**DIRECTION**
From the post on slapd performance across CPU cores and sockets, extract the stretch from "The quad-core system I'm" through "at around 900,000pps.)" word for word.

**SOURCE**
○ ○ ○

Has anyone got a dual or quad socket Intel Xeon based server for testing? I've been testing on two AMD systems, one quad socket dual core and one dual socket quad core. There are a lot of different ways to tune these systems...
slapd currently uses a single listener thread and a pool of some number of worker threads. I've found that performance improves significantly when the listener thread is pinned to a single core, and no other threads are allowed to run there. I've also found that performance improves somewhat when all worker threads are pinned to specific cores, instead of being free to run on any of the remaining cores. This has made testing a bit more complicated than I expected.
I originally was just pinning the entire process to a set number of cores (first 1, then 2, incrementing up to 8) to see how performance changed with additional cores. But due to the motherboard layout and the fact that the I/O bridges are directly attached to particular sockets, it makes a big difference exactly which cores you use.
Another item I noticed is that while we scale perfectly linearly from 1 core to 2 cores in a socket (with a dual-core processor), as we start spreading across multiple sockets the scaling tapers off drastically. That makes sense given the constraints of the Hypertransport connections between the sockets.
On the quad-core system we scale pretty linearly from 1 to 4 cores (in one socket) but again the improvement tapers off drastically when the 2nd socket is added in.
I don't have any Xeon systems to test on at the moment, but I'm curious to see how they do given that all CPUs should have equal access to the northbridge. (Of course, given that both memory and I/O traffic go over the bus, I'm not expecting any miracles...)
The quad-core system I'm using is a Supermicro AS-2021M-UR+B; it's based on an Nvidia MCP55 chipset. The gigabit ethernet is integrated in this chipset. Using back-null we can drive this machine to over 54,000 authentications/second, at which point 100% of a core is consumed by interrupt processing in the ethernet driver. The driver doesn't support interrupt coalescing, unfortunately. (By the way, that represents somewhere between 324,000pps and 432,000pps. While there's only 5 LDAP packets per transaction, some of the client machines choose to send separate TCP ACKs, while others don't, which makes the packet count somewhere between 5-8 packets per transaction. I hadn't taken those ACKs into account when I discussed these figures before. At these packet sizes (80-140 bytes), I think the network would be 100% saturated at around 900,000pps.)

○ ○ ○

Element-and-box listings
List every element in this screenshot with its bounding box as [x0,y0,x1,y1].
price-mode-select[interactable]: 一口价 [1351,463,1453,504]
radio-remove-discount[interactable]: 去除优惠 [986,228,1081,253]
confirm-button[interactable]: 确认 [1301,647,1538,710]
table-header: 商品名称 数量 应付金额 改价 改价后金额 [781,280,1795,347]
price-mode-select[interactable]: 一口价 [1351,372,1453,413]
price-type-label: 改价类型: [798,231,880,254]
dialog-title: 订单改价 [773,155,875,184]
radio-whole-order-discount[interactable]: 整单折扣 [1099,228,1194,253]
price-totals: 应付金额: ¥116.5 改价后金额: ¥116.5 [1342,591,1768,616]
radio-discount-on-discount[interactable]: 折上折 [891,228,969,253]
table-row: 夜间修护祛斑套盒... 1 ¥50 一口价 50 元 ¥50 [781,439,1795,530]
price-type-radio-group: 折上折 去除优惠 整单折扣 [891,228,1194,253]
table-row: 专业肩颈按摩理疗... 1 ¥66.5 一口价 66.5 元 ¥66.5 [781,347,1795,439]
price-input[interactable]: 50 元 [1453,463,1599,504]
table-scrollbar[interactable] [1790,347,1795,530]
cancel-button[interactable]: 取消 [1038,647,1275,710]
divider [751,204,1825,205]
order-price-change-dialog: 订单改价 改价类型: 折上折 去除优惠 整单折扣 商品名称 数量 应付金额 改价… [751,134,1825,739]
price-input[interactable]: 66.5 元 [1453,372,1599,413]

○ ○ ○

**RIGHT ANSWER**
The quad-core system I'm using is a Supermicro AS-2021M-UR+B; it's based on an Nvidia MCP55 chipset. The gigabit ethernet is integrated in this chipset. Using back-null we can drive this machine to over 54,000 authentications/second, at which point 100% of a core is consumed by interrupt processing in the ethernet driver. The driver doesn't support interrupt coalescing, unfortunately. (By the way, that represents somewhere between 324,000pps and 432,000pps. While there's only 5 LDAP packets per transaction, some of the client machines choose to send separate TCP ACKs, while others don't, which makes the packet count somewhere between 5-8 packets per transaction. I hadn't taken those ACKs into account when I discussed these figures before. At these packet sizes (80-140 bytes), I think the network would be 100% saturated at around 900,000pps.)